**WORK REQUIRED:**
Give the data below again, word for word.

**RECORDS TO PROCESS:**
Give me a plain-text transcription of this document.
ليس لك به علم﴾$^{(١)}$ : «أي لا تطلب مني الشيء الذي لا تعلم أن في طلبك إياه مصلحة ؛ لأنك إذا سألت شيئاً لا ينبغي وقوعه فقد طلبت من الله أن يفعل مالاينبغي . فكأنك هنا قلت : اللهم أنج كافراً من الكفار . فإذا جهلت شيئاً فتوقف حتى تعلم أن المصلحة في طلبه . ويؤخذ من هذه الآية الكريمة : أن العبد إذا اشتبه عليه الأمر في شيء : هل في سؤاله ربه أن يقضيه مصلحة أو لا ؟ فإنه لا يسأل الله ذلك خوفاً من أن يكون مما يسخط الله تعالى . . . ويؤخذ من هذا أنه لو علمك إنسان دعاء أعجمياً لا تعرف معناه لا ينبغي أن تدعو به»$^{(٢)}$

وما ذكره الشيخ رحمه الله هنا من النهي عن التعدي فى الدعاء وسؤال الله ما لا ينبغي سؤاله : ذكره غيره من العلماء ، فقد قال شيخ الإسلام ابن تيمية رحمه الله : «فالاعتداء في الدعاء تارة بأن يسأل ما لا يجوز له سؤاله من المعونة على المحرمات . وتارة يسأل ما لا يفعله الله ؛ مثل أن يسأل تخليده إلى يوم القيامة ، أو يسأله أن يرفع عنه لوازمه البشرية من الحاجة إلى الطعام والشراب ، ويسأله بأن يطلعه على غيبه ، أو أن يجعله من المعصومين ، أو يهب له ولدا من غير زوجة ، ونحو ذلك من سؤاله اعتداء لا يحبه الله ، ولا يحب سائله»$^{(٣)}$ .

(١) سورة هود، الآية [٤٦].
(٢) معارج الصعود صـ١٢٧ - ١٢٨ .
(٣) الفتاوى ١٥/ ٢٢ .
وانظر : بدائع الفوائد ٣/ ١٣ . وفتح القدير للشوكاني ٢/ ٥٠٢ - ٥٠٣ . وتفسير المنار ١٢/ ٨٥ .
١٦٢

**WORKED ANSWER:**
Give me a plain-text transcription of this document.
ليس لك به علم﴾$^{(١)}$ : «أي لا تطلب مني الشيء الذي لا تعلم أن في طلبك إياه مصلحة ؛ لأنك إذا سألت شيئاً لا ينبغي وقوعه فقد طلبت من الله أن يفعل مالاينبغي . فكأنك هنا قلت : اللهم أنج كافراً من الكفار . فإذا جهلت شيئاً فتوقف حتى تعلم أن المصلحة في طلبه . ويؤخذ من هذه الآية الكريمة : أن العبد إذا اشتبه عليه الأمر في شيء : هل في سؤاله ربه أن يقضيه مصلحة أو لا ؟ فإنه لا يسأل الله ذلك خوفاً من أن يكون مما يسخط الله تعالى . . . ويؤخذ من هذا أنه لو علمك إنسان دعاء أعجمياً لا تعرف معناه لا ينبغي أن تدعو به»$^{(٢)}$

وما ذكره الشيخ رحمه الله هنا من النهي عن التعدي فى الدعاء وسؤال الله ما لا ينبغي سؤاله : ذكره غيره من العلماء ، فقد قال شيخ الإسلام ابن تيمية رحمه الله : «فالاعتداء في الدعاء تارة بأن يسأل ما لا يجوز له سؤاله من المعونة على المحرمات . وتارة يسأل ما لا يفعله الله ؛ مثل أن يسأل تخليده إلى يوم القيامة ، أو يسأله أن يرفع عنه لوازمه البشرية من الحاجة إلى الطعام والشراب ، ويسأله بأن يطلعه على غيبه ، أو أن يجعله من المعصومين ، أو يهب له ولدا من غير زوجة ، ونحو ذلك من سؤاله اعتداء لا يحبه الله ، ولا يحب سائله»$^{(٣)}$ .

(١) سورة هود، الآية [٤٦].
(٢) معارج الصعود صـ١٢٧ - ١٢٨ .
(٣) الفتاوى ١٥/ ٢٢ .
وانظر : بدائع الفوائد ٣/ ١٣ . وفتح القدير للشوكاني ٢/ ٥٠٢ - ٥٠٣ . وتفسير المنار ١٢/ ٨٥ .
١٦٢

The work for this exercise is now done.